Hatschbach – Claro que não. A biopirataria começou com a chegada dos portugueses ao Brasil.

– E como ela é feita hoje?

Hatschbach – Do mesmo jeito de sempre. Desde pessoas disfarçadas de turistas, até os “mateiros” que servem muitas vezes, até sem muita consciência, aos grandes laboratórios multinacionais. São pessoas que tem conhecimentos, de pai para filho, das propriedades medicinais de plantas, muitas vezes dominam a técnica de conservação, armazenagem e transporte e mandam ver floresta adentro. A gente sabe que tem mochileiros disfarçados que atuam como piratas da floresta.

– Esses piratas da floresta ganham dinheiro?

Hatschbach – Não tanto quanto os receptadores. Mas ganham o suficiente para sobreviver. Pirataria de subsistência.

– Onde encontrar essa mercadoria pirateada?

Hatschbach – Indústria farmacêutica, sob forma muitas vezes sintetizada, farmácias de manipulação, lojas de produtos naturais e fabricantes de essências e indústria cosmética e de perfumaria.

– Quando se fala em preservação ambiental, em especial no Paraná, o foco é a Mata Atlântica. O que resta dessa floresta?

════════════════════

TAREFA 1:
Liste os locais onde, segundo a entrevista sobre biopirataria, se encontra a mercadoria pirateada.
TAREFA 2:
Estenda a entrevista sobre biopirataria, partindo da última frase apresentada.

════════════════════

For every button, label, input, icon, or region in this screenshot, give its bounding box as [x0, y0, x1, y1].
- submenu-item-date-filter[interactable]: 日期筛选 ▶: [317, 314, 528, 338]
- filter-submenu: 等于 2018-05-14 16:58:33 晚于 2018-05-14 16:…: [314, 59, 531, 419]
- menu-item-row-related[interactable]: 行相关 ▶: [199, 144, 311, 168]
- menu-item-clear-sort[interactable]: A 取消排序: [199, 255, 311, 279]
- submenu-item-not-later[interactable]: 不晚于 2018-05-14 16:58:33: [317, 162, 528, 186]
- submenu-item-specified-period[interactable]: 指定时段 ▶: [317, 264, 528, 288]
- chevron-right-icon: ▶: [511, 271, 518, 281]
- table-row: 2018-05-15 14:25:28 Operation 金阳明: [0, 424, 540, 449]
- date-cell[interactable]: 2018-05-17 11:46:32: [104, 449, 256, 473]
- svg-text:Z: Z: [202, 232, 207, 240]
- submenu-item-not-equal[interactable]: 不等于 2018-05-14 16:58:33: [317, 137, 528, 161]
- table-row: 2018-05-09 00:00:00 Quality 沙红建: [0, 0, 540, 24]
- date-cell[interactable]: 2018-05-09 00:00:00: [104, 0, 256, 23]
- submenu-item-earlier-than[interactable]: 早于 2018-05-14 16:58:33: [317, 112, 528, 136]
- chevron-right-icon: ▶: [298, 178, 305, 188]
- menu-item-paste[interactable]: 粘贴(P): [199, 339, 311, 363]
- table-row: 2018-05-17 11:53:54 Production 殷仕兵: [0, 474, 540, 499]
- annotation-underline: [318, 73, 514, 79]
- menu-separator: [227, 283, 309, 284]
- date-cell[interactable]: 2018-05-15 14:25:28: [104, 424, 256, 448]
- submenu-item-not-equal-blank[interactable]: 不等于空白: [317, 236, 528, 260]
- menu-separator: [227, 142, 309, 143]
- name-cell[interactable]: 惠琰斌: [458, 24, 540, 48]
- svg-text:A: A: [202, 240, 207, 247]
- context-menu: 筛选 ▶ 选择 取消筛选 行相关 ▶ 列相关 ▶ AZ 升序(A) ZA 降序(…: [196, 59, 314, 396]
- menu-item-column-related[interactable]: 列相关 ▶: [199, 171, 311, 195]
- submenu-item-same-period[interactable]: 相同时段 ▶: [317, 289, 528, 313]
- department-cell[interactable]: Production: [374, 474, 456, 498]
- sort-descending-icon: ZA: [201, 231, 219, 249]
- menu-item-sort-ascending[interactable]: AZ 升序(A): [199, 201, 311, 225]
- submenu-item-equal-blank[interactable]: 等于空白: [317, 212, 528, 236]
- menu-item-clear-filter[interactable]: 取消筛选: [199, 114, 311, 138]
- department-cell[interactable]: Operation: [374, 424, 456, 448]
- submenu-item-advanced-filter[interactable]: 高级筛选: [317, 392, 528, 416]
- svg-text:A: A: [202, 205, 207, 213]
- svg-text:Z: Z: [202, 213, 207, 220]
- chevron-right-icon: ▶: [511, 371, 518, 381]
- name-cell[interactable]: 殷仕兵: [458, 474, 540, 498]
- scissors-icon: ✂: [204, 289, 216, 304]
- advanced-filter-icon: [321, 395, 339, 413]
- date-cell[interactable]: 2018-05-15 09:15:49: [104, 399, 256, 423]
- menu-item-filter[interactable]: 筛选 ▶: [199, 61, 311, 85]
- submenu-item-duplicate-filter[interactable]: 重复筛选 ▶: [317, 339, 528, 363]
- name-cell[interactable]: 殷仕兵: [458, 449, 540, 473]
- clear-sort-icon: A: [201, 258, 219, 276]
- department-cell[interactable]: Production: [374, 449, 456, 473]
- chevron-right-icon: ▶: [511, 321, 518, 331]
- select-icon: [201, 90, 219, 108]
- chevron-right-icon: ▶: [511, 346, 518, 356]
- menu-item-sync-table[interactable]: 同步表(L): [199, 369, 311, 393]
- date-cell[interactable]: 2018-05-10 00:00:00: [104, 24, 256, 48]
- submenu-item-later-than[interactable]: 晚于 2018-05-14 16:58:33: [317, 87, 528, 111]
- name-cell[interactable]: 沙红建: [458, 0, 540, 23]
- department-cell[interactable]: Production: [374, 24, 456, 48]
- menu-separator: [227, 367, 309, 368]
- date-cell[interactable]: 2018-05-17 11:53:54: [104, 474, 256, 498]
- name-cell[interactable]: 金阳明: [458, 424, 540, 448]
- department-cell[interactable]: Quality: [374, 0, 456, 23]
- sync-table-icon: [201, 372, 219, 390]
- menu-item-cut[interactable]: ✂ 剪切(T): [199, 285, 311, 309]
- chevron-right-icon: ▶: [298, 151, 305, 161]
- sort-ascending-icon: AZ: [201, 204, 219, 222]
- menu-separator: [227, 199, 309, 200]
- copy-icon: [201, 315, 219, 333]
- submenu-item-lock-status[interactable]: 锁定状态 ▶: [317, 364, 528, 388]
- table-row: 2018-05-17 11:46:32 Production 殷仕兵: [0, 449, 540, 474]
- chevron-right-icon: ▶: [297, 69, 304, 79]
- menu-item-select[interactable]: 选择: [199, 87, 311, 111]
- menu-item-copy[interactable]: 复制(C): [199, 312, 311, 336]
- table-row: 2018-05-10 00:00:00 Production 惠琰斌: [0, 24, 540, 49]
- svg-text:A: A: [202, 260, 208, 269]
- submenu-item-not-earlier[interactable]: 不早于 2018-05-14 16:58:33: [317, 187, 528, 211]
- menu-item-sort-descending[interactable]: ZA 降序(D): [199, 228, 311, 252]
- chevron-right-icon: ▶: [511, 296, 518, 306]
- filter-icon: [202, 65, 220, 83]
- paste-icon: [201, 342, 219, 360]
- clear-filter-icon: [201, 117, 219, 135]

════════════════════

RESPOSTA 1:
- Indústria farmacêutica, muitas vezes sob forma sintetizada
- Farmácias de manipulação
- Lojas de produtos naturais
- Fabricantes de essências
- Indústria cosmética e de perfumaria

RESPOSTA 2:
Hatschbach – A Floresta atlântica originalmente percorria o litoral brasileiro de ponta a ponta. Estendia-se do Rio Grande do Norte ao Rio Grande do Sul, e ocupava uma área de 1,3 milhão de quilômetros quadrados. Atualmente restam apenas cerca de 5% de sua extensão original, aproximadamente 52.000 quilômetros quadrados.Tratava-se da segunda maior floresta tropical úmida do Brasil, só comparável à Floresta Amazônica. O grande destaque da mata original era o pau-brasil. Alguns exemplares eram tão grossos, que três homens não conseguiam abraçar seus troncos. O pau-brasil hoje é quase uma relíquia, existindo apenas alguns exemplares no Sul da Bahia. Em alguns lugares como no Rio Grande do Norte, nem vestígios. Hoje a maioria da área litorânea que era coberta pela Mata Atlântica é ocupada por grandes cidades, pastos e agricultura. Porém, ainda restam manchas da floresta na Serra do Mar e na Serra da Mantiqueira, no sudeste do Brasil.

– E qual é o tamanho da Mata Atlântica paranaense que o senhor prefere chamar de Floresta Atlântica?

Hatschbach – Ao todo, são 12 mil quilômetros quadrados de floresta protegida na Serra do Mar e Vale do rio Ribeira. A Mata Atlântica do território paranaense é um dos mais importantes remanescentes do bioma no país.

O que tem na floresta atlântica e qual a importância da sua preservação?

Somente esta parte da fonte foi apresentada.